• **DIRECTIVE**
Print the listing as it stands, omitting all images.

[BEGIN DATA FOR THIS TASK]

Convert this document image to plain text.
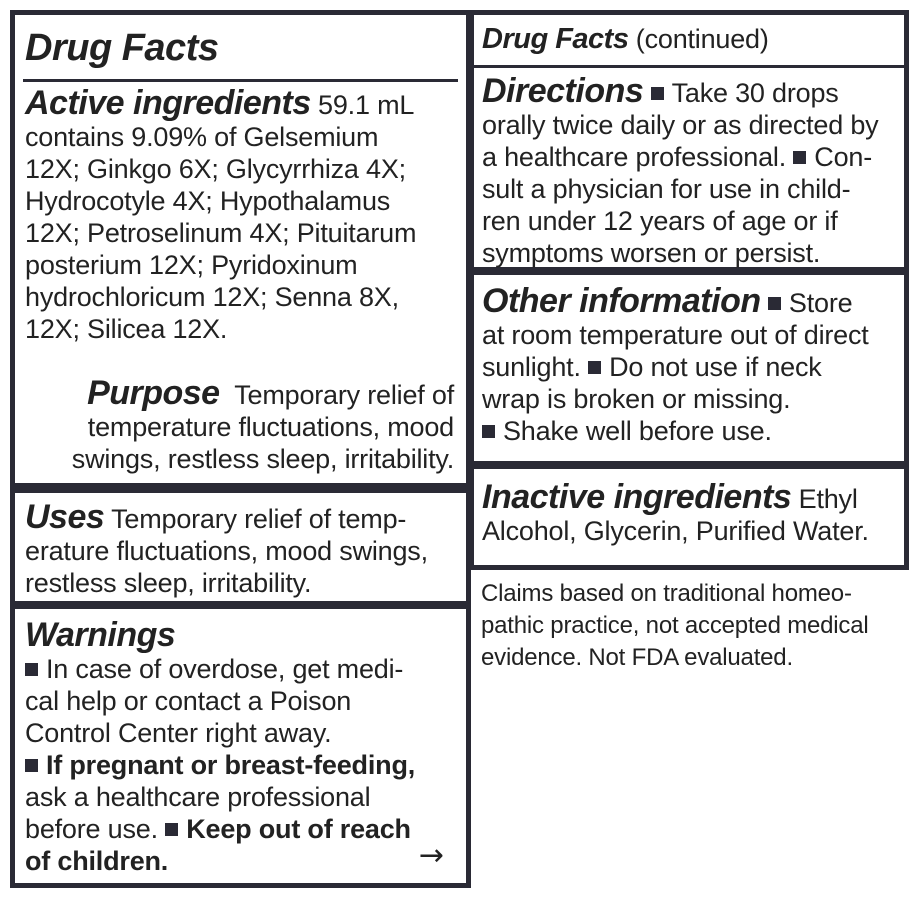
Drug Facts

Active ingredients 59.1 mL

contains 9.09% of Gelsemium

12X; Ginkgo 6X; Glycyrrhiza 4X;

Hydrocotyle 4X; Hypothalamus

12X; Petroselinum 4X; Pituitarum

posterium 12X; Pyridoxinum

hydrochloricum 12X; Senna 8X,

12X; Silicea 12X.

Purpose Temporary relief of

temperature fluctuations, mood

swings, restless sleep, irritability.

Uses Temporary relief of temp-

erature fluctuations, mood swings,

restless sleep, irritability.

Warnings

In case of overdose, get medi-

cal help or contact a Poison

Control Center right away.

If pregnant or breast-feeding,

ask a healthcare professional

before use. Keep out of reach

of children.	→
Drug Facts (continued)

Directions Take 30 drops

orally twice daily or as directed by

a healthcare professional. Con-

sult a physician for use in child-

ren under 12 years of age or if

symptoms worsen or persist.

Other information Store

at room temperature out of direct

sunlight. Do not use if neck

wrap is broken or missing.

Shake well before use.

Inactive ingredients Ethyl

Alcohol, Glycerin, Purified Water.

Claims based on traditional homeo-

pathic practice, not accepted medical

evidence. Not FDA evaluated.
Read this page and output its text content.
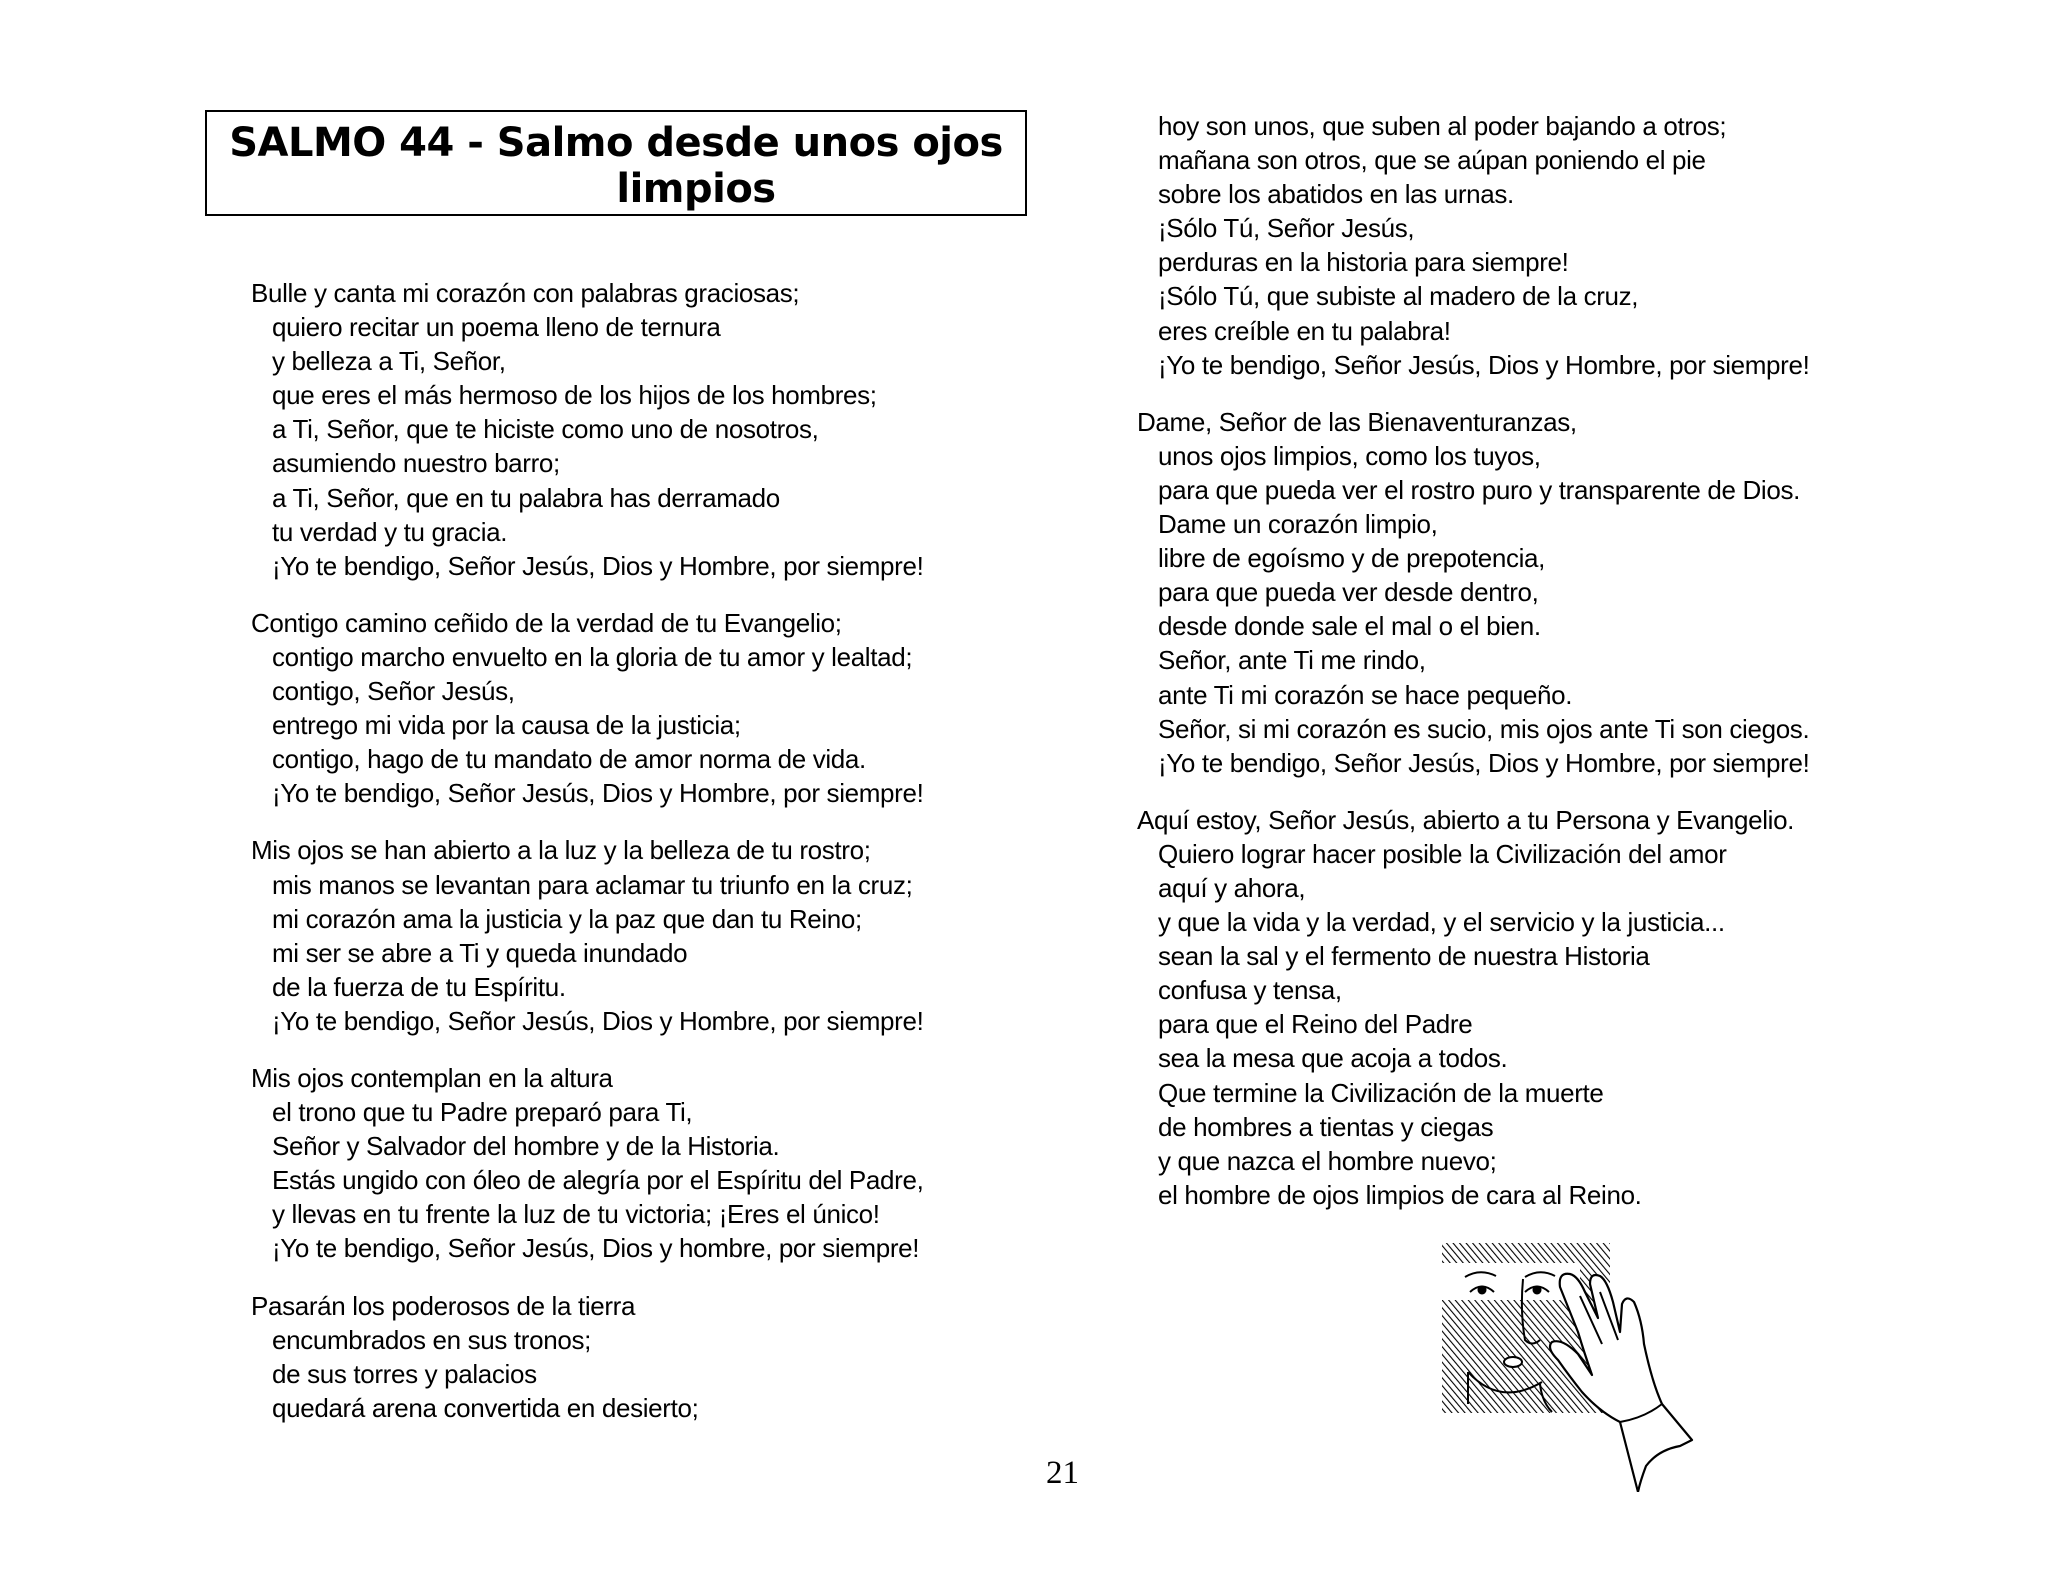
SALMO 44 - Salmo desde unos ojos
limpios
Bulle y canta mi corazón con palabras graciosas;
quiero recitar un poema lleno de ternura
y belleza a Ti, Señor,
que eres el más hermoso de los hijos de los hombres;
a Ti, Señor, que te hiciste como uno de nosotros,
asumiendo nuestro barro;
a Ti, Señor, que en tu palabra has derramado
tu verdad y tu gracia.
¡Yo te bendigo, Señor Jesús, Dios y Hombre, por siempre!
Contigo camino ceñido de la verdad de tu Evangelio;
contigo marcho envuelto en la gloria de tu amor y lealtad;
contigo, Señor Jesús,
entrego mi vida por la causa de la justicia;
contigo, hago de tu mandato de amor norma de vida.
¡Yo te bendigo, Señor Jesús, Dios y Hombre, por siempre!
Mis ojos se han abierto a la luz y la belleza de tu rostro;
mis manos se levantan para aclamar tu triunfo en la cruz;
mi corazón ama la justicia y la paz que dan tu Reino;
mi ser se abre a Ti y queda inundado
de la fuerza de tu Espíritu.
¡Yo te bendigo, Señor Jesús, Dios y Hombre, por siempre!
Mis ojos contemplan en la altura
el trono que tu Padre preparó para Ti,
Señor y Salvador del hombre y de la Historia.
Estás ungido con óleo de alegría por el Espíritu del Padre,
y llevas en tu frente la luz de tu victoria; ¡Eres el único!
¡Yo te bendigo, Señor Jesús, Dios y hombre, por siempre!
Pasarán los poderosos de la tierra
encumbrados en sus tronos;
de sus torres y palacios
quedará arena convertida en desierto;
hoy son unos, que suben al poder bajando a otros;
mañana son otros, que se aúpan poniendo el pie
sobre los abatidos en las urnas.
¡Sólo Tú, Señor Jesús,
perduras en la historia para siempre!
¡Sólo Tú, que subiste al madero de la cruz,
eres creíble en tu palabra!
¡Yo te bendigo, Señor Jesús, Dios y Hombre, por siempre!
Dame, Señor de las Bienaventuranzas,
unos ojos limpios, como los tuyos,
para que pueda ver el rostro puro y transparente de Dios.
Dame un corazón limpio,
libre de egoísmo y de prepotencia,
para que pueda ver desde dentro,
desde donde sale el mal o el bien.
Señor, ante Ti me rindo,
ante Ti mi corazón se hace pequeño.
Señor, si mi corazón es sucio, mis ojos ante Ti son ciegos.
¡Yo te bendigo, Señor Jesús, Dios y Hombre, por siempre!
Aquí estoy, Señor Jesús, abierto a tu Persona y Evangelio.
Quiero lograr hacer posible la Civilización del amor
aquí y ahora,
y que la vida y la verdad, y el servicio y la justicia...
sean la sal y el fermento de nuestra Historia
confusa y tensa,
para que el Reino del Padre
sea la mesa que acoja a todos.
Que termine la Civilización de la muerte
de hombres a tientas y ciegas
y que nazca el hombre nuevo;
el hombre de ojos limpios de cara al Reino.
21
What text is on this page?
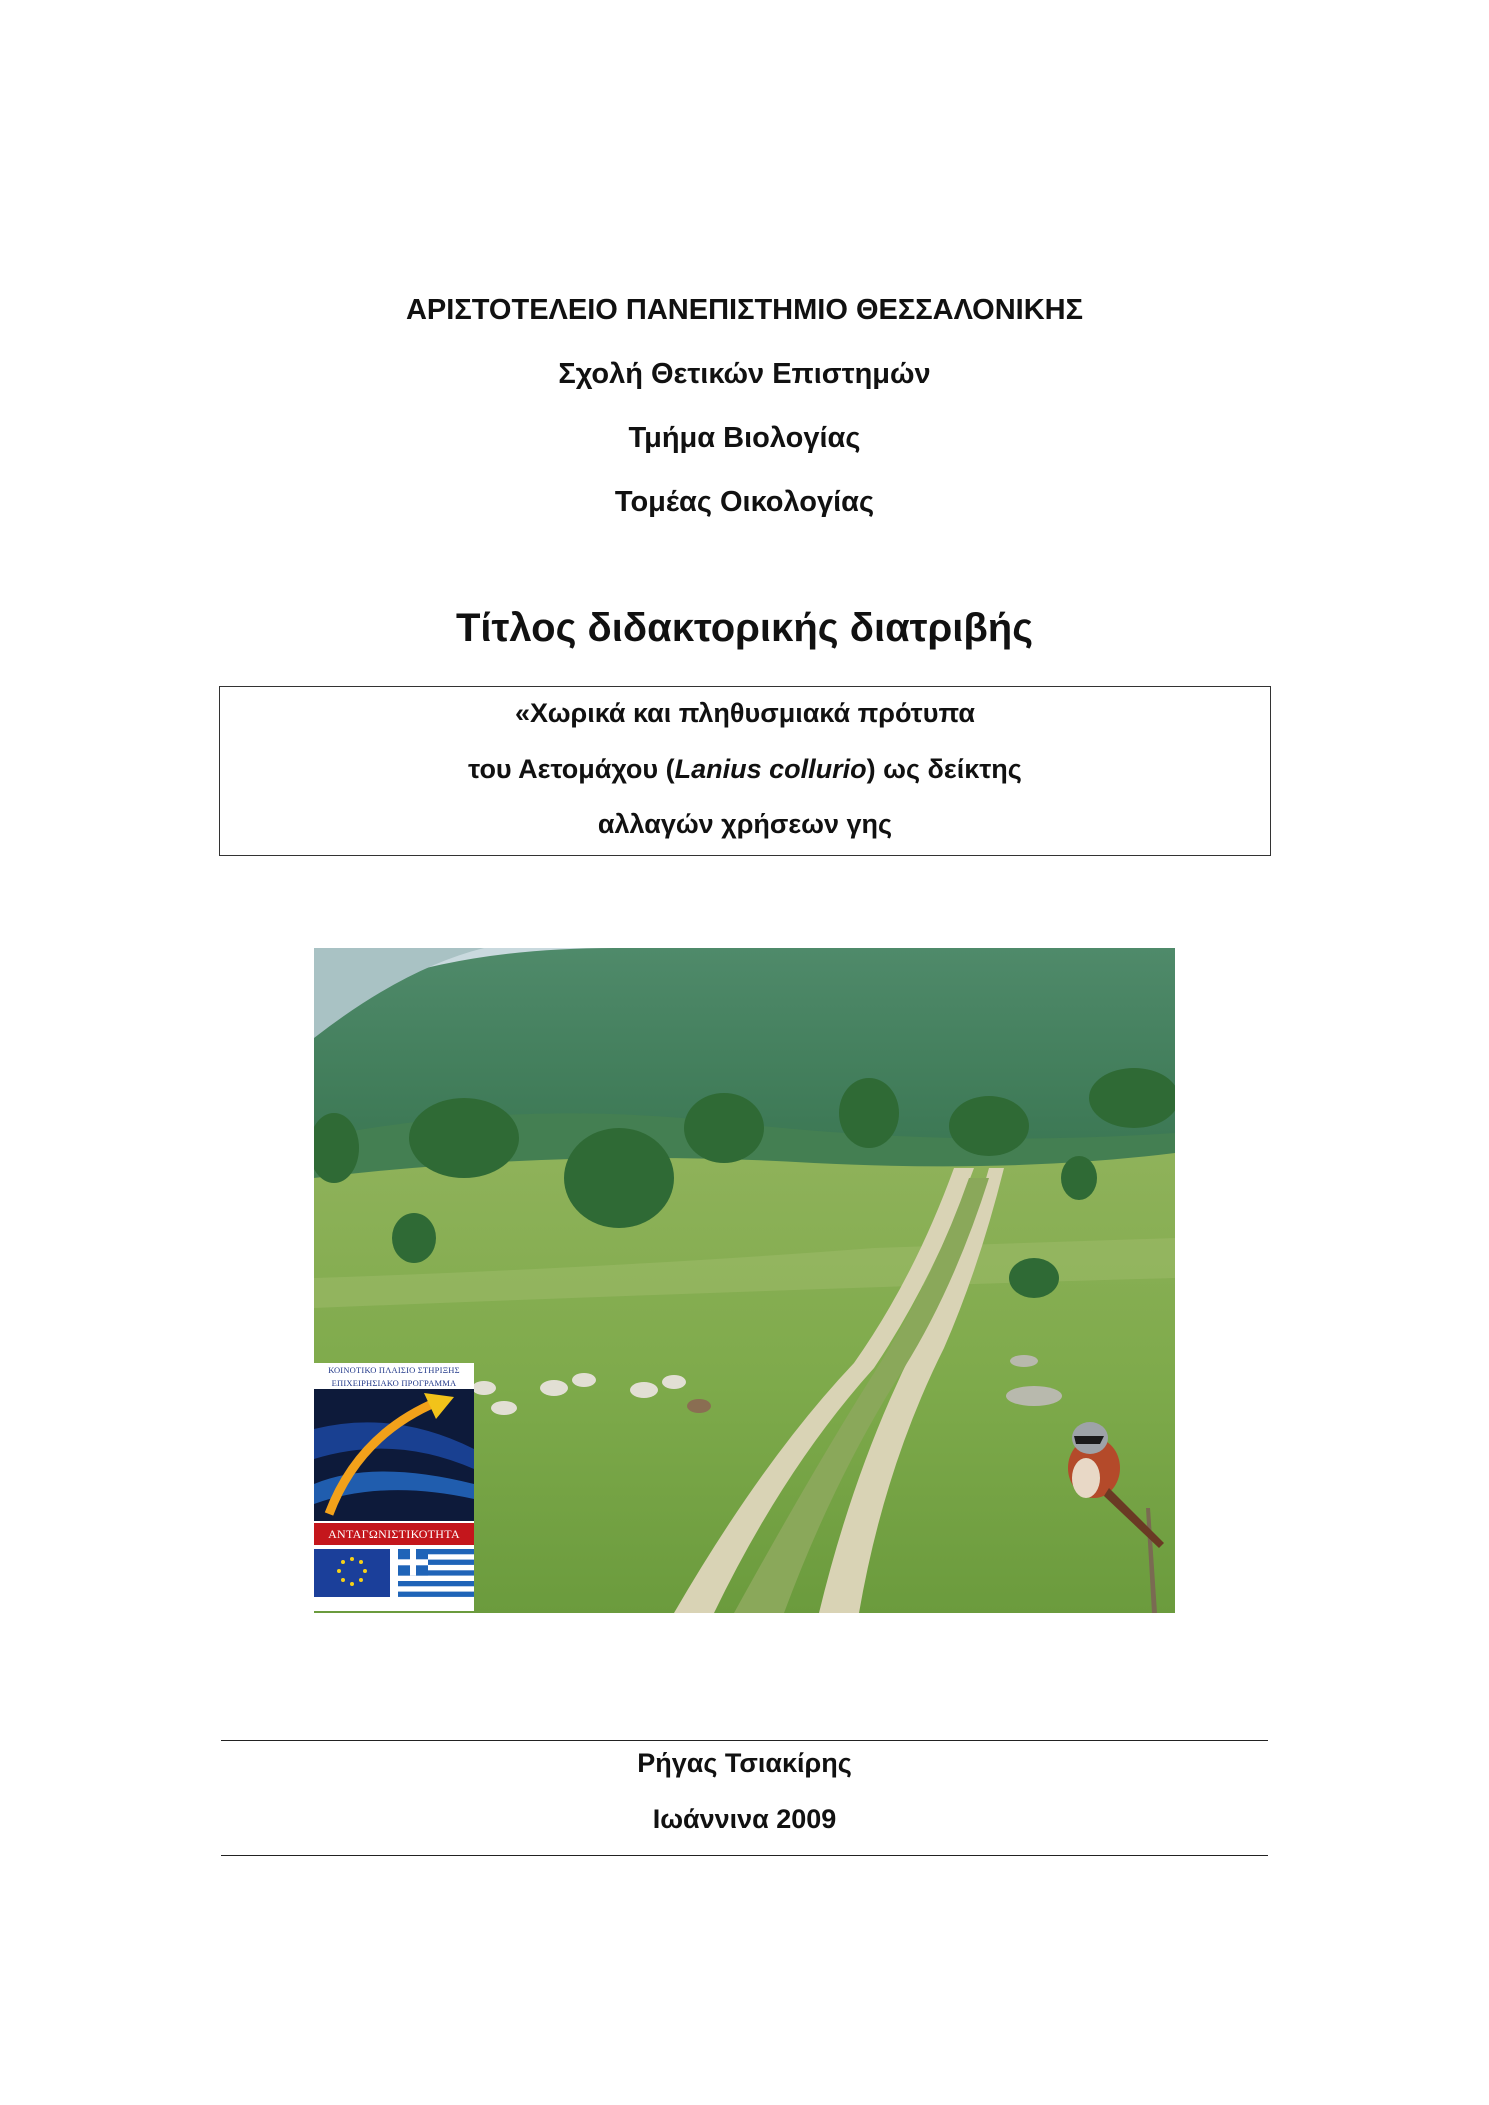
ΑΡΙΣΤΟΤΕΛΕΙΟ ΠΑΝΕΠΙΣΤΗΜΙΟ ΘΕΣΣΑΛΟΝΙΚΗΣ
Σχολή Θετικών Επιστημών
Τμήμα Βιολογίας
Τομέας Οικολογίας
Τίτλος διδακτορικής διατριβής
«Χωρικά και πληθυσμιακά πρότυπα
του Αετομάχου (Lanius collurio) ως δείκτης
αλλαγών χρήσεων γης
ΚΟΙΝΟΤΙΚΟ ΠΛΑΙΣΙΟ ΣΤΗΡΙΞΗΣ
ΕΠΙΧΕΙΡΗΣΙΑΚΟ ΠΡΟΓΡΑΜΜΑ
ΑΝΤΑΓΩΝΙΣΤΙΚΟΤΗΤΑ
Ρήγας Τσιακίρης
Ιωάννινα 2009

[END DATA FOR THIS TASK]

• **TASK OUTPUT**
Convert this document image to plain text.
Drug Facts

Active ingredients 59.1 mL

contains 9.09% of Gelsemium

12X; Ginkgo 6X; Glycyrrhiza 4X;

Hydrocotyle 4X; Hypothalamus

12X; Petroselinum 4X; Pituitarum

posterium 12X; Pyridoxinum

hydrochloricum 12X; Senna 8X,

12X; Silicea 12X.

Purpose Temporary relief of

temperature fluctuations, mood

swings, restless sleep, irritability.

Uses Temporary relief of temp-

erature fluctuations, mood swings,

restless sleep, irritability.

Warnings

In case of overdose, get medi-

cal help or contact a Poison

Control Center right away.

If pregnant or breast-feeding,

ask a healthcare professional

before use. Keep out of reach

of children.	→
Drug Facts (continued)

Directions Take 30 drops

orally twice daily or as directed by

a healthcare professional. Con-

sult a physician for use in child-

ren under 12 years of age or if

symptoms worsen or persist.

Other information Store

at room temperature out of direct

sunlight. Do not use if neck

wrap is broken or missing.

Shake well before use.

Inactive ingredients Ethyl

Alcohol, Glycerin, Purified Water.

Claims based on traditional homeo-

pathic practice, not accepted medical

evidence. Not FDA evaluated.
Read this page and output its text content.
SALMO 44 - Salmo desde unos ojos
limpios
Bulle y canta mi corazón con palabras graciosas;
quiero recitar un poema lleno de ternura
y belleza a Ti, Señor,
que eres el más hermoso de los hijos de los hombres;
a Ti, Señor, que te hiciste como uno de nosotros,
asumiendo nuestro barro;
a Ti, Señor, que en tu palabra has derramado
tu verdad y tu gracia.
¡Yo te bendigo, Señor Jesús, Dios y Hombre, por siempre!
Contigo camino ceñido de la verdad de tu Evangelio;
contigo marcho envuelto en la gloria de tu amor y lealtad;
contigo, Señor Jesús,
entrego mi vida por la causa de la justicia;
contigo, hago de tu mandato de amor norma de vida.
¡Yo te bendigo, Señor Jesús, Dios y Hombre, por siempre!
Mis ojos se han abierto a la luz y la belleza de tu rostro;
mis manos se levantan para aclamar tu triunfo en la cruz;
mi corazón ama la justicia y la paz que dan tu Reino;
mi ser se abre a Ti y queda inundado
de la fuerza de tu Espíritu.
¡Yo te bendigo, Señor Jesús, Dios y Hombre, por siempre!
Mis ojos contemplan en la altura
el trono que tu Padre preparó para Ti,
Señor y Salvador del hombre y de la Historia.
Estás ungido con óleo de alegría por el Espíritu del Padre,
y llevas en tu frente la luz de tu victoria; ¡Eres el único!
¡Yo te bendigo, Señor Jesús, Dios y hombre, por siempre!
Pasarán los poderosos de la tierra
encumbrados en sus tronos;
de sus torres y palacios
quedará arena convertida en desierto;
hoy son unos, que suben al poder bajando a otros;
mañana son otros, que se aúpan poniendo el pie
sobre los abatidos en las urnas.
¡Sólo Tú, Señor Jesús,
perduras en la historia para siempre!
¡Sólo Tú, que subiste al madero de la cruz,
eres creíble en tu palabra!
¡Yo te bendigo, Señor Jesús, Dios y Hombre, por siempre!
Dame, Señor de las Bienaventuranzas,
unos ojos limpios, como los tuyos,
para que pueda ver el rostro puro y transparente de Dios.
Dame un corazón limpio,
libre de egoísmo y de prepotencia,
para que pueda ver desde dentro,
desde donde sale el mal o el bien.
Señor, ante Ti me rindo,
ante Ti mi corazón se hace pequeño.
Señor, si mi corazón es sucio, mis ojos ante Ti son ciegos.
¡Yo te bendigo, Señor Jesús, Dios y Hombre, por siempre!
Aquí estoy, Señor Jesús, abierto a tu Persona y Evangelio.
Quiero lograr hacer posible la Civilización del amor
aquí y ahora,
y que la vida y la verdad, y el servicio y la justicia...
sean la sal y el fermento de nuestra Historia
confusa y tensa,
para que el Reino del Padre
sea la mesa que acoja a todos.
Que termine la Civilización de la muerte
de hombres a tientas y ciegas
y que nazca el hombre nuevo;
el hombre de ojos limpios de cara al Reino.
21
What text is on this page?
ΑΡΙΣΤΟΤΕΛΕΙΟ ΠΑΝΕΠΙΣΤΗΜΙΟ ΘΕΣΣΑΛΟΝΙΚΗΣ
Σχολή Θετικών Επιστημών
Τμήμα Βιολογίας
Τομέας Οικολογίας
Τίτλος διδακτορικής διατριβής
«Χωρικά και πληθυσμιακά πρότυπα
του Αετομάχου (Lanius collurio) ως δείκτης
αλλαγών χρήσεων γης
ΚΟΙΝΟΤΙΚΟ ΠΛΑΙΣΙΟ ΣΤΗΡΙΞΗΣ
ΕΠΙΧΕΙΡΗΣΙΑΚΟ ΠΡΟΓΡΑΜΜΑ
ΑΝΤΑΓΩΝΙΣΤΙΚΟΤΗΤΑ
Ρήγας Τσιακίρης
Ιωάννινα 2009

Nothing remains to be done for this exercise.